* [TASK TO COMPLETE]:
Only the number is wanted: count the lines that include the word "науки".

=====

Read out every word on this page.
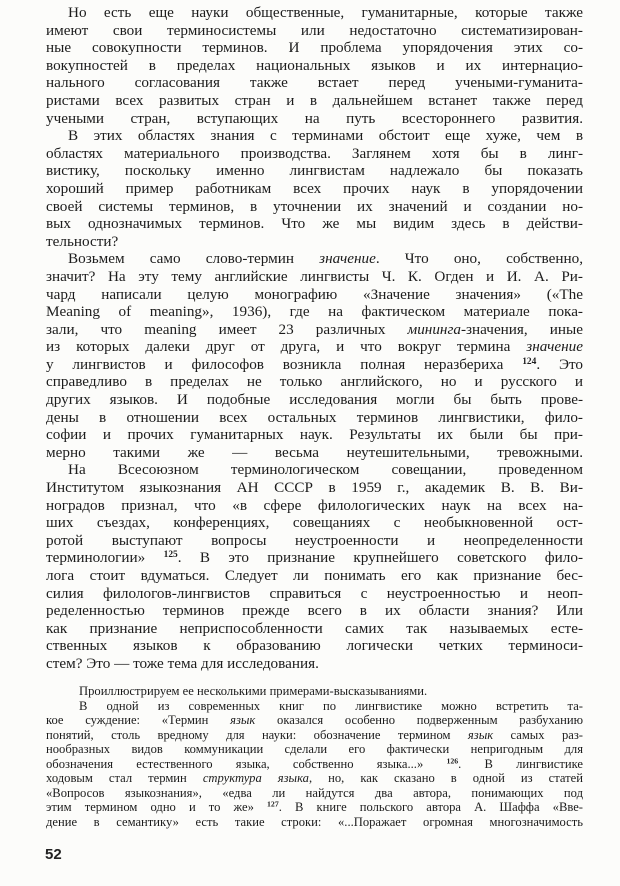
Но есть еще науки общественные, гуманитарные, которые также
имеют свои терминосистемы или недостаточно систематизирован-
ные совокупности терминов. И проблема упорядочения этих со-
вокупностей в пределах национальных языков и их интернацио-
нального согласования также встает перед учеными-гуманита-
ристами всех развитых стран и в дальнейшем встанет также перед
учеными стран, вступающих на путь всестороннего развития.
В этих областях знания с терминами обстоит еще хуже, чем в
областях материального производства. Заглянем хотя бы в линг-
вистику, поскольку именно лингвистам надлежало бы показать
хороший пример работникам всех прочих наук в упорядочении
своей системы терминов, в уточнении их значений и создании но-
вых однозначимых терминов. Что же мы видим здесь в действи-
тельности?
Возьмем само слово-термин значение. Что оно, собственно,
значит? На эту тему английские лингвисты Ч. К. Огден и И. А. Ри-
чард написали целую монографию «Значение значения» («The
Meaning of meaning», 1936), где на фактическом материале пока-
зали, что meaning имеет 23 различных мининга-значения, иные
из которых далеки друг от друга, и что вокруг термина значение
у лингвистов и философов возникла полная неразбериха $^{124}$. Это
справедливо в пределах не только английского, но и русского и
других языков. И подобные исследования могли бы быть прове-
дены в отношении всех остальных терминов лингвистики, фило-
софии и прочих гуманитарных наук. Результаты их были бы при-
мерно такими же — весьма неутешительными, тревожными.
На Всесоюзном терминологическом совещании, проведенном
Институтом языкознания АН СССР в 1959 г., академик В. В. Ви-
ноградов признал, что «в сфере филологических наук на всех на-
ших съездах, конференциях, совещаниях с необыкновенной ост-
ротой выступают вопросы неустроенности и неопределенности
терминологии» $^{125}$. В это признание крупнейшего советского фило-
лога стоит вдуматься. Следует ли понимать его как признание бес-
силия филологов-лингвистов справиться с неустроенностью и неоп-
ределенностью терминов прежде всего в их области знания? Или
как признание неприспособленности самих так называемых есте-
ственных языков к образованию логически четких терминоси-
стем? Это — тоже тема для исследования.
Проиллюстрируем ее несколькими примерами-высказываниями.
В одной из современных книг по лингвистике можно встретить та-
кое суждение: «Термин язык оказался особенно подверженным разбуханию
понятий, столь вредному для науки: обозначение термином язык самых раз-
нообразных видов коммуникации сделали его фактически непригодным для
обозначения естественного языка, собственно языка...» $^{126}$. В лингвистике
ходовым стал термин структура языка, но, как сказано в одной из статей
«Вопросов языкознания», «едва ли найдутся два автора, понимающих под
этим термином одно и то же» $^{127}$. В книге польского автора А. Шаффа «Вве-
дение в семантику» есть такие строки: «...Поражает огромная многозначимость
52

=====

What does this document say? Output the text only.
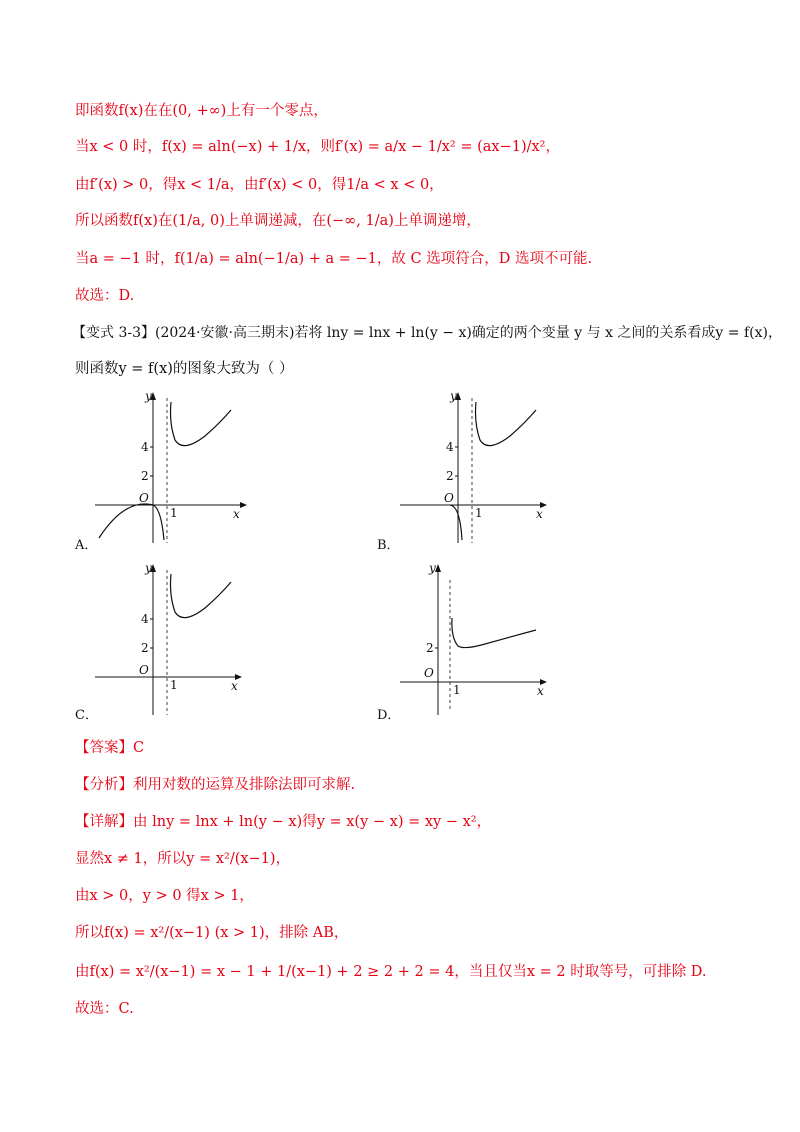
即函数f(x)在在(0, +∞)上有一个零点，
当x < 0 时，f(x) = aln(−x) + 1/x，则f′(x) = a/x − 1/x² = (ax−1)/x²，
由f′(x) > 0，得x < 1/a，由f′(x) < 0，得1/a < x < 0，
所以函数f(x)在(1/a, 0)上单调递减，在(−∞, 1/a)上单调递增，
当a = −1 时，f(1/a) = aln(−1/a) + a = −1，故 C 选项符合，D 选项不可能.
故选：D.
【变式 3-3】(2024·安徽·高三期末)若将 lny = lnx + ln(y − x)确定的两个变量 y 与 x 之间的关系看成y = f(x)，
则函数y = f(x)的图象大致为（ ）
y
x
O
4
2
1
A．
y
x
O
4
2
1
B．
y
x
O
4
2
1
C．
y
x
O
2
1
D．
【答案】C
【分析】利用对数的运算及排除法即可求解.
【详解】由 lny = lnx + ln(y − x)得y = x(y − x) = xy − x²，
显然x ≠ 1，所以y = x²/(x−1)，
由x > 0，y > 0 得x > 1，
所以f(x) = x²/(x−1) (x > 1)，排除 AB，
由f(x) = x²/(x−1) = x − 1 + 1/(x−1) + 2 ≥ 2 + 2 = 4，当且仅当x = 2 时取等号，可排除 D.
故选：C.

=====

* [RESPONSE]:
2